** Start Task data **

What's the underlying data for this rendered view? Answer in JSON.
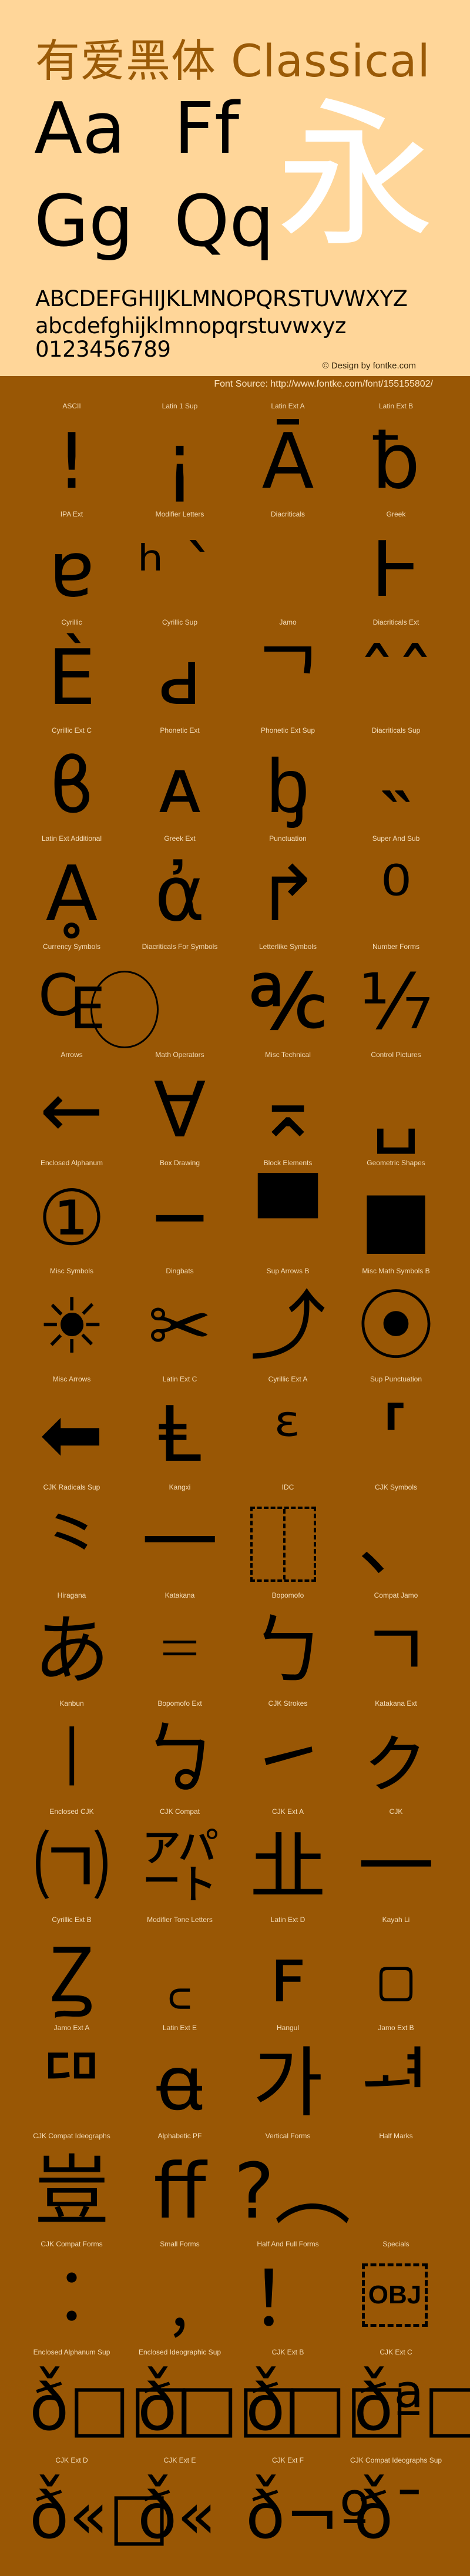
{
  "header": {
    "title": "有爱黑体 Classical",
    "sample_pairs": [
      "Aa",
      "Ff",
      "Gg",
      "Qq"
    ],
    "hero_glyph": "永",
    "uppercase": "ABCDEFGHIJKLMNOPQRSTUVWXYZ",
    "lowercase": "abcdefghijklmnopqrstuvwxyz",
    "digits": "0123456789",
    "copyright": "© Design by fontke.com",
    "font_source": "Font Source: http://www.fontke.com/font/155155802/"
  },
  "colors": {
    "header_bg": "#FFD699",
    "page_bg": "#995705",
    "title": "#9A5A07",
    "hero_glyph": "#FFFFFF",
    "label": "#F5DDB8"
  },
  "blocks": [
    {
      "label": "ASCII",
      "glyph": "!"
    },
    {
      "label": "Latin 1 Sup",
      "glyph": "¡"
    },
    {
      "label": "Latin Ext A",
      "glyph": "Ā"
    },
    {
      "label": "Latin Ext B",
      "glyph": "ƀ"
    },
    {
      "label": "IPA Ext",
      "glyph": "ɐ"
    },
    {
      "label": "Modifier Letters",
      "glyph": "ʰ ˋ"
    },
    {
      "label": "Diacriticals",
      "glyph": ""
    },
    {
      "label": "Greek",
      "glyph": "Ͱ"
    },
    {
      "label": "Cyrillic",
      "glyph": "Ѐ"
    },
    {
      "label": "Cyrillic Sup",
      "glyph": "ԁ"
    },
    {
      "label": "Jamo",
      "glyph": "ᄀ"
    },
    {
      "label": "Diacriticals Ext",
      "glyph": "ˆˆ"
    },
    {
      "label": "Cyrillic Ext C",
      "glyph": "ϐ"
    },
    {
      "label": "Phonetic Ext",
      "glyph": "ᴀ"
    },
    {
      "label": "Phonetic Ext Sup",
      "glyph": "ᶀ"
    },
    {
      "label": "Diacriticals Sup",
      "glyph": "˵"
    },
    {
      "label": "Latin Ext Additional",
      "glyph": "Ḁ"
    },
    {
      "label": "Greek Ext",
      "glyph": "ἀ"
    },
    {
      "label": "Punctuation",
      "glyph": "↱"
    },
    {
      "label": "Super And Sub",
      "glyph": "⁰"
    },
    {
      "label": "Currency Symbols",
      "glyph": "₠"
    },
    {
      "label": "Diacriticals For Symbols",
      "glyph": ""
    },
    {
      "label": "Letterlike Symbols",
      "glyph": "℀"
    },
    {
      "label": "Number Forms",
      "glyph": "⅐"
    },
    {
      "label": "Arrows",
      "glyph": "←"
    },
    {
      "label": "Math Operators",
      "glyph": "∀"
    },
    {
      "label": "Misc Technical",
      "glyph": "⌅"
    },
    {
      "label": "Control Pictures",
      "glyph": "␣"
    },
    {
      "label": "Enclosed Alphanum",
      "glyph": "①"
    },
    {
      "label": "Box Drawing",
      "glyph": "─"
    },
    {
      "label": "Block Elements",
      "glyph": "▀"
    },
    {
      "label": "Geometric Shapes",
      "glyph": "■"
    },
    {
      "label": "Misc Symbols",
      "glyph": "☀"
    },
    {
      "label": "Dingbats",
      "glyph": "✂"
    },
    {
      "label": "Sup Arrows B",
      "glyph": "⤴"
    },
    {
      "label": "Misc Math Symbols B",
      "glyph": "⦿"
    },
    {
      "label": "Misc Arrows",
      "glyph": "⬅"
    },
    {
      "label": "Latin Ext C",
      "glyph": "Ⱡ"
    },
    {
      "label": "Cyrillic Ext A",
      "glyph": "ᵋ"
    },
    {
      "label": "Sup Punctuation",
      "glyph": "⸢"
    },
    {
      "label": "CJK Radicals Sup",
      "glyph": "⺀"
    },
    {
      "label": "Kangxi",
      "glyph": "⼀"
    },
    {
      "label": "IDC",
      "glyph": ""
    },
    {
      "label": "CJK Symbols",
      "glyph": "、"
    },
    {
      "label": "Hiragana",
      "glyph": "あ"
    },
    {
      "label": "Katakana",
      "glyph": "゠"
    },
    {
      "label": "Bopomofo",
      "glyph": "ㄅ"
    },
    {
      "label": "Compat Jamo",
      "glyph": "ㄱ"
    },
    {
      "label": "Kanbun",
      "glyph": "㆐"
    },
    {
      "label": "Bopomofo Ext",
      "glyph": "ㆠ"
    },
    {
      "label": "CJK Strokes",
      "glyph": "㇀"
    },
    {
      "label": "Katakana Ext",
      "glyph": "ㇰ"
    },
    {
      "label": "Enclosed CJK",
      "glyph": "㈀"
    },
    {
      "label": "CJK Compat",
      "glyph": "㌀"
    },
    {
      "label": "CJK Ext A",
      "glyph": "㐀"
    },
    {
      "label": "CJK",
      "glyph": "一"
    },
    {
      "label": "Cyrillic Ext B",
      "glyph": "Ꙁ"
    },
    {
      "label": "Modifier Tone Letters",
      "glyph": "꜀"
    },
    {
      "label": "Latin Ext D",
      "glyph": "ꜰ"
    },
    {
      "label": "Kayah Li",
      "glyph": "꤀"
    },
    {
      "label": "Jamo Ext A",
      "glyph": "ꥠ"
    },
    {
      "label": "Latin Ext E",
      "glyph": "ꬰ"
    },
    {
      "label": "Hangul",
      "glyph": "가"
    },
    {
      "label": "Jamo Ext B",
      "glyph": "ힰ"
    },
    {
      "label": "CJK Compat Ideographs",
      "glyph": "豈"
    },
    {
      "label": "Alphabetic PF",
      "glyph": "ﬀ"
    },
    {
      "label": "Vertical Forms",
      "glyph": "?︵"
    },
    {
      "label": "Half Marks",
      "glyph": ""
    },
    {
      "label": "CJK Compat Forms",
      "glyph": "︰"
    },
    {
      "label": "Small Forms",
      "glyph": "﹐"
    },
    {
      "label": "Half And Full Forms",
      "glyph": "！"
    },
    {
      "label": "Specials",
      "glyph": "OBJ"
    },
    {
      "label": "Enclosed Alphanum Sup",
      "glyph": "ð̌□□"
    },
    {
      "label": "Enclosed Ideographic Sup",
      "glyph": "ð̌□□"
    },
    {
      "label": "CJK Ext B",
      "glyph": "ð̌□□"
    },
    {
      "label": "CJK Ext C",
      "glyph": "ð̌ª□"
    },
    {
      "label": "CJK Ext D",
      "glyph": "ð̌«□"
    },
    {
      "label": "CJK Ext E",
      "glyph": "ð̌«"
    },
    {
      "label": "CJK Ext F",
      "glyph": "ð̌¬º"
    },
    {
      "label": "CJK Compat Ideographs Sup",
      "glyph": "ð̌¯"
    }
  ]
}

** End Task data **

Would you mind returning each entry above word for word, skipping the images?

[Answer]:
What's the underlying data for this rendered view? Answer in JSON.
{
  "header": {
    "title": "有爱黑体 Classical",
    "sample_pairs": [
      "Aa",
      "Ff",
      "Gg",
      "Qq"
    ],
    "hero_glyph": "永",
    "uppercase": "ABCDEFGHIJKLMNOPQRSTUVWXYZ",
    "lowercase": "abcdefghijklmnopqrstuvwxyz",
    "digits": "0123456789",
    "copyright": "© Design by fontke.com",
    "font_source": "Font Source: http://www.fontke.com/font/155155802/"
  },
  "colors": {
    "header_bg": "#FFD699",
    "page_bg": "#995705",
    "title": "#9A5A07",
    "hero_glyph": "#FFFFFF",
    "label": "#F5DDB8"
  },
  "blocks": [
    {
      "label": "ASCII",
      "glyph": "!"
    },
    {
      "label": "Latin 1 Sup",
      "glyph": "¡"
    },
    {
      "label": "Latin Ext A",
      "glyph": "Ā"
    },
    {
      "label": "Latin Ext B",
      "glyph": "ƀ"
    },
    {
      "label": "IPA Ext",
      "glyph": "ɐ"
    },
    {
      "label": "Modifier Letters",
      "glyph": "ʰ ˋ"
    },
    {
      "label": "Diacriticals",
      "glyph": ""
    },
    {
      "label": "Greek",
      "glyph": "Ͱ"
    },
    {
      "label": "Cyrillic",
      "glyph": "Ѐ"
    },
    {
      "label": "Cyrillic Sup",
      "glyph": "ԁ"
    },
    {
      "label": "Jamo",
      "glyph": "ᄀ"
    },
    {
      "label": "Diacriticals Ext",
      "glyph": "ˆˆ"
    },
    {
      "label": "Cyrillic Ext C",
      "glyph": "ϐ"
    },
    {
      "label": "Phonetic Ext",
      "glyph": "ᴀ"
    },
    {
      "label": "Phonetic Ext Sup",
      "glyph": "ᶀ"
    },
    {
      "label": "Diacriticals Sup",
      "glyph": "˵"
    },
    {
      "label": "Latin Ext Additional",
      "glyph": "Ḁ"
    },
    {
      "label": "Greek Ext",
      "glyph": "ἀ"
    },
    {
      "label": "Punctuation",
      "glyph": "↱"
    },
    {
      "label": "Super And Sub",
      "glyph": "⁰"
    },
    {
      "label": "Currency Symbols",
      "glyph": "₠"
    },
    {
      "label": "Diacriticals For Symbols",
      "glyph": ""
    },
    {
      "label": "Letterlike Symbols",
      "glyph": "℀"
    },
    {
      "label": "Number Forms",
      "glyph": "⅐"
    },
    {
      "label": "Arrows",
      "glyph": "←"
    },
    {
      "label": "Math Operators",
      "glyph": "∀"
    },
    {
      "label": "Misc Technical",
      "glyph": "⌅"
    },
    {
      "label": "Control Pictures",
      "glyph": "␣"
    },
    {
      "label": "Enclosed Alphanum",
      "glyph": "①"
    },
    {
      "label": "Box Drawing",
      "glyph": "─"
    },
    {
      "label": "Block Elements",
      "glyph": "▀"
    },
    {
      "label": "Geometric Shapes",
      "glyph": "■"
    },
    {
      "label": "Misc Symbols",
      "glyph": "☀"
    },
    {
      "label": "Dingbats",
      "glyph": "✂"
    },
    {
      "label": "Sup Arrows B",
      "glyph": "⤴"
    },
    {
      "label": "Misc Math Symbols B",
      "glyph": "⦿"
    },
    {
      "label": "Misc Arrows",
      "glyph": "⬅"
    },
    {
      "label": "Latin Ext C",
      "glyph": "Ⱡ"
    },
    {
      "label": "Cyrillic Ext A",
      "glyph": "ᵋ"
    },
    {
      "label": "Sup Punctuation",
      "glyph": "⸢"
    },
    {
      "label": "CJK Radicals Sup",
      "glyph": "⺀"
    },
    {
      "label": "Kangxi",
      "glyph": "⼀"
    },
    {
      "label": "IDC",
      "glyph": ""
    },
    {
      "label": "CJK Symbols",
      "glyph": "、"
    },
    {
      "label": "Hiragana",
      "glyph": "あ"
    },
    {
      "label": "Katakana",
      "glyph": "゠"
    },
    {
      "label": "Bopomofo",
      "glyph": "ㄅ"
    },
    {
      "label": "Compat Jamo",
      "glyph": "ㄱ"
    },
    {
      "label": "Kanbun",
      "glyph": "㆐"
    },
    {
      "label": "Bopomofo Ext",
      "glyph": "ㆠ"
    },
    {
      "label": "CJK Strokes",
      "glyph": "㇀"
    },
    {
      "label": "Katakana Ext",
      "glyph": "ㇰ"
    },
    {
      "label": "Enclosed CJK",
      "glyph": "㈀"
    },
    {
      "label": "CJK Compat",
      "glyph": "㌀"
    },
    {
      "label": "CJK Ext A",
      "glyph": "㐀"
    },
    {
      "label": "CJK",
      "glyph": "一"
    },
    {
      "label": "Cyrillic Ext B",
      "glyph": "Ꙁ"
    },
    {
      "label": "Modifier Tone Letters",
      "glyph": "꜀"
    },
    {
      "label": "Latin Ext D",
      "glyph": "ꜰ"
    },
    {
      "label": "Kayah Li",
      "glyph": "꤀"
    },
    {
      "label": "Jamo Ext A",
      "glyph": "ꥠ"
    },
    {
      "label": "Latin Ext E",
      "glyph": "ꬰ"
    },
    {
      "label": "Hangul",
      "glyph": "가"
    },
    {
      "label": "Jamo Ext B",
      "glyph": "ힰ"
    },
    {
      "label": "CJK Compat Ideographs",
      "glyph": "豈"
    },
    {
      "label": "Alphabetic PF",
      "glyph": "ﬀ"
    },
    {
      "label": "Vertical Forms",
      "glyph": "?︵"
    },
    {
      "label": "Half Marks",
      "glyph": ""
    },
    {
      "label": "CJK Compat Forms",
      "glyph": "︰"
    },
    {
      "label": "Small Forms",
      "glyph": "﹐"
    },
    {
      "label": "Half And Full Forms",
      "glyph": "！"
    },
    {
      "label": "Specials",
      "glyph": "OBJ"
    },
    {
      "label": "Enclosed Alphanum Sup",
      "glyph": "ð̌□□"
    },
    {
      "label": "Enclosed Ideographic Sup",
      "glyph": "ð̌□□"
    },
    {
      "label": "CJK Ext B",
      "glyph": "ð̌□□"
    },
    {
      "label": "CJK Ext C",
      "glyph": "ð̌ª□"
    },
    {
      "label": "CJK Ext D",
      "glyph": "ð̌«□"
    },
    {
      "label": "CJK Ext E",
      "glyph": "ð̌«"
    },
    {
      "label": "CJK Ext F",
      "glyph": "ð̌¬º"
    },
    {
      "label": "CJK Compat Ideographs Sup",
      "glyph": "ð̌¯"
    }
  ]
}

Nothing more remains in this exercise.